Task details >> Select lines where the word "content" appears.

## start

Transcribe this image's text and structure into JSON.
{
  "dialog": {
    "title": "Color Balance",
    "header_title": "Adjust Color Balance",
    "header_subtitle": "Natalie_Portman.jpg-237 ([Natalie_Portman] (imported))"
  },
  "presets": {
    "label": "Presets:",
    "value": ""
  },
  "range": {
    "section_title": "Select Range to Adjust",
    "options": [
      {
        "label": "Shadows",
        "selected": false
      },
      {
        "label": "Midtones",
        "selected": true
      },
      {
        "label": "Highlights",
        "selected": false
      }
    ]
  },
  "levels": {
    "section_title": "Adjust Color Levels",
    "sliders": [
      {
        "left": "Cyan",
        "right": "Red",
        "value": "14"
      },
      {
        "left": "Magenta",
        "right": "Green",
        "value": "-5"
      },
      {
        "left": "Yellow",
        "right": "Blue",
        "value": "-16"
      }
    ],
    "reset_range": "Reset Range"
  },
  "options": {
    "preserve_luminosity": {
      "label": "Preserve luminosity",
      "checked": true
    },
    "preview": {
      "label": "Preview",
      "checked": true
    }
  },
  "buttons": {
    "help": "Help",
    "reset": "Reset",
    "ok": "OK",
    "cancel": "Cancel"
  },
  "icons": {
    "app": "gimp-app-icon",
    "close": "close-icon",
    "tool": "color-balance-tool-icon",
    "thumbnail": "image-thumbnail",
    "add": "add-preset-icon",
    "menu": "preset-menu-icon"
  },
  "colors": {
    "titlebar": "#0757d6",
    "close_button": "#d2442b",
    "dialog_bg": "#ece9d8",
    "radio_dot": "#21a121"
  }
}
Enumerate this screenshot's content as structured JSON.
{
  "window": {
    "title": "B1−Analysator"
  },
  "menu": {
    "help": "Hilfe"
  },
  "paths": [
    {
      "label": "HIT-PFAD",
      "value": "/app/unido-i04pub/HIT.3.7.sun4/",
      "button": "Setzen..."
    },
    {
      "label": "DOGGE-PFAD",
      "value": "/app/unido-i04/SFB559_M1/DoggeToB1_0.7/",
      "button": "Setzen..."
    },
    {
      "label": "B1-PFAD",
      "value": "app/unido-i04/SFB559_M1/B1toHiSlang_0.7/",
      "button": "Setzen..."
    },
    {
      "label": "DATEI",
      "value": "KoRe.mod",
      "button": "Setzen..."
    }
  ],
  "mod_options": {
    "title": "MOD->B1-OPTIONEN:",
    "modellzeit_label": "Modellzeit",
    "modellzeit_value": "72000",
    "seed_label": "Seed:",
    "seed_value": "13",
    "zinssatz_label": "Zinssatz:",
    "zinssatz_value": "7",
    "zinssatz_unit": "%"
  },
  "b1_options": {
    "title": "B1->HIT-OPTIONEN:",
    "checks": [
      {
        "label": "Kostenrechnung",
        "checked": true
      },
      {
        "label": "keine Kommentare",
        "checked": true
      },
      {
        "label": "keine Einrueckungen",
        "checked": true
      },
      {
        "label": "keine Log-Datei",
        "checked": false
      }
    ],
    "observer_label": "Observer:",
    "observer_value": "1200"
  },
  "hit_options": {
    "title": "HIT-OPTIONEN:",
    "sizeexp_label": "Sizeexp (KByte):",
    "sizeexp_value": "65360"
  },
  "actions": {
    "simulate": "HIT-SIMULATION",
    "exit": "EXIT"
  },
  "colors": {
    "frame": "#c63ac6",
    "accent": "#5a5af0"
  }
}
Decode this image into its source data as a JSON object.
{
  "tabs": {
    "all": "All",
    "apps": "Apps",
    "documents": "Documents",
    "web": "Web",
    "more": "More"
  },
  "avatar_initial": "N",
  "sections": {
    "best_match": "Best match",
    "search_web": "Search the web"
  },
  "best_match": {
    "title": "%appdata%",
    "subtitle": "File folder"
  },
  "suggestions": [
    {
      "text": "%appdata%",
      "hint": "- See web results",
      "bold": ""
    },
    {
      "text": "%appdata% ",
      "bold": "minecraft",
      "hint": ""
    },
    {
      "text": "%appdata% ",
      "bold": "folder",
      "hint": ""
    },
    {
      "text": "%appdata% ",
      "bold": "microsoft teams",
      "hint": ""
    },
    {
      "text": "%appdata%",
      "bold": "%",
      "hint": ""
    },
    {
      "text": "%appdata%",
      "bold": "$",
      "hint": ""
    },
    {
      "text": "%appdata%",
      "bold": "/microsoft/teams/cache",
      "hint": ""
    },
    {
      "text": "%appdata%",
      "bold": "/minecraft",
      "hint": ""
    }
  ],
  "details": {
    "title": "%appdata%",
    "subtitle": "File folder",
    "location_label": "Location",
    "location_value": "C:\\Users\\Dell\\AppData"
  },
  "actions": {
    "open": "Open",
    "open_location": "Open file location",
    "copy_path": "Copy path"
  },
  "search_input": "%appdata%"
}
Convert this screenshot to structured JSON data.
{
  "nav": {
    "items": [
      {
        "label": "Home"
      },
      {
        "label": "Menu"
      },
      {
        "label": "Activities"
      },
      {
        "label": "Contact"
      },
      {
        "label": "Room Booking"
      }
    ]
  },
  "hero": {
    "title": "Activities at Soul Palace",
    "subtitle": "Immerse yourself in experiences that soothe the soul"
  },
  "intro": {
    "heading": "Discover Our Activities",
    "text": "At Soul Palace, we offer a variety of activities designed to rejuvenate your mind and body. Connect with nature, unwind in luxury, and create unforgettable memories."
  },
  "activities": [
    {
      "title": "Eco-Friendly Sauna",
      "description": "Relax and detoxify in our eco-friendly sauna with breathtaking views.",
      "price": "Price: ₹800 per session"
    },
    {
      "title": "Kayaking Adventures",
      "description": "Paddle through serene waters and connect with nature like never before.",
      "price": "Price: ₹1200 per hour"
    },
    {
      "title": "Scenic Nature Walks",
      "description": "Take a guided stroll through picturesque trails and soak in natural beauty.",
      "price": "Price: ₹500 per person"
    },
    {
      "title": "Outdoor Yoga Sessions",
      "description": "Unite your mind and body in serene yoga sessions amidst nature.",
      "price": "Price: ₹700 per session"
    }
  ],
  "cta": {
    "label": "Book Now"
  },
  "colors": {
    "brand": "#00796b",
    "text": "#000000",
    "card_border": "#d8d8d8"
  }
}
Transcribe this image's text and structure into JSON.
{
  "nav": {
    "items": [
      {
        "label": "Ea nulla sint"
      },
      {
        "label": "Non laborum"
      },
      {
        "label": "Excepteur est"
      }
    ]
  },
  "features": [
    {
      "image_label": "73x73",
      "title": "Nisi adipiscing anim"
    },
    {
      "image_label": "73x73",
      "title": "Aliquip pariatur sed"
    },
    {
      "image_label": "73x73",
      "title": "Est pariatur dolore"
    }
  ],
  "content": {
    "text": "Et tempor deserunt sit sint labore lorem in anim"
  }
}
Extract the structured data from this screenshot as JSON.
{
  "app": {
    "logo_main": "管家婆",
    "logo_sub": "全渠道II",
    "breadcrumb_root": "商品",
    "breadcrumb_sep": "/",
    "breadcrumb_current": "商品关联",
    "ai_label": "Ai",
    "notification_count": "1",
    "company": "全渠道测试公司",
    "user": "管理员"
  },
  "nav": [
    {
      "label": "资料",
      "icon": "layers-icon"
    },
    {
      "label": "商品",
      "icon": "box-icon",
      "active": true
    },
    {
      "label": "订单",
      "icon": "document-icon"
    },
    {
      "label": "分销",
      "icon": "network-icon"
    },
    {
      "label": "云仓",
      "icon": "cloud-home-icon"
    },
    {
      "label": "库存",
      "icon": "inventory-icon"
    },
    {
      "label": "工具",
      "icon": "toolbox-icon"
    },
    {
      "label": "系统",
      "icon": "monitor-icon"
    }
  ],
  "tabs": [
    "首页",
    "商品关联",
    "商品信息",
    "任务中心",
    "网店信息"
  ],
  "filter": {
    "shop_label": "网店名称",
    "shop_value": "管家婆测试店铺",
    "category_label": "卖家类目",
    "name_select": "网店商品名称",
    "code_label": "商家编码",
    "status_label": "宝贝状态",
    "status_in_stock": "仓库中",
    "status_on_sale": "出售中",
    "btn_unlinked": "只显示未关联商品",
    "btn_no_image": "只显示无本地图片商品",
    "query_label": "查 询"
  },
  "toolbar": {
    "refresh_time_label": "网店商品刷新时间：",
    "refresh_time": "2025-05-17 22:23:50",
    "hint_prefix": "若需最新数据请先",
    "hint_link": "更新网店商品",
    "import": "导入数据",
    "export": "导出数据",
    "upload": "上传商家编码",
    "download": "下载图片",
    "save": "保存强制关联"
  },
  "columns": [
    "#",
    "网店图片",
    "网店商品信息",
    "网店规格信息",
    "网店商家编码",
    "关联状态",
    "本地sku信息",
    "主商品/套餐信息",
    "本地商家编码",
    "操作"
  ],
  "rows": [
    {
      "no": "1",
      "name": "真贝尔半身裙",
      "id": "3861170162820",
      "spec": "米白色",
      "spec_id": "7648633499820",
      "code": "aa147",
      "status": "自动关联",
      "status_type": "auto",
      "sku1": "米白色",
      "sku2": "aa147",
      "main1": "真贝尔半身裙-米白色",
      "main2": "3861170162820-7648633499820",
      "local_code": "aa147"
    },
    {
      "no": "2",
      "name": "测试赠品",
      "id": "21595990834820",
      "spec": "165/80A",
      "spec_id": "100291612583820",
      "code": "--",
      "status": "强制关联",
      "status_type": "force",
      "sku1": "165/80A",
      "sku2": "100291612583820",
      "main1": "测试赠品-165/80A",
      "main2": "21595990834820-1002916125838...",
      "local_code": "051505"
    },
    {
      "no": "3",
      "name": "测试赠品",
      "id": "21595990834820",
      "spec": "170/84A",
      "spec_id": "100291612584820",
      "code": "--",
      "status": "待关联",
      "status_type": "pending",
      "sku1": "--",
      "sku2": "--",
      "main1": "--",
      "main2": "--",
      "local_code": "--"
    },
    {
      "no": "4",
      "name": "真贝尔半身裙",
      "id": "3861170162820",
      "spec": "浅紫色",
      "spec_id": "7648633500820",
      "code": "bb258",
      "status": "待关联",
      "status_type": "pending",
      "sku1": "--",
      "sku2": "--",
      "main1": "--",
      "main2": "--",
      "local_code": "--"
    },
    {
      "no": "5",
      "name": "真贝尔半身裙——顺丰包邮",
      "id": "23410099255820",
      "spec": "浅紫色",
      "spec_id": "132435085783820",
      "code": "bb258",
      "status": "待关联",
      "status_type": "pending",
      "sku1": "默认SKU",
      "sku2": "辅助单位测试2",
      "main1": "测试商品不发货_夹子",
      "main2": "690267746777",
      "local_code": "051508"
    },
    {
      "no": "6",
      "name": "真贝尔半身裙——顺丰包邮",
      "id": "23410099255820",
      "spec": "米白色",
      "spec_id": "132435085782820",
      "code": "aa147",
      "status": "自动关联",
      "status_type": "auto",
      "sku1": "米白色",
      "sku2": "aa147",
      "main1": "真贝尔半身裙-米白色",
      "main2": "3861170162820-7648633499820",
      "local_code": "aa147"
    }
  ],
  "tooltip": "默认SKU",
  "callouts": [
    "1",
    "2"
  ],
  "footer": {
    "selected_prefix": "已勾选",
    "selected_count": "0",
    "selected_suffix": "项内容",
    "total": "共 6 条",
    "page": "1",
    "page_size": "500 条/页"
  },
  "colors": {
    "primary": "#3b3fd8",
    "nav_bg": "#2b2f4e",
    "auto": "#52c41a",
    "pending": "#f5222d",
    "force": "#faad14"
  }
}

## end

Full response >>
Enumerate this screenshot's content as structured JSON.
  "content": {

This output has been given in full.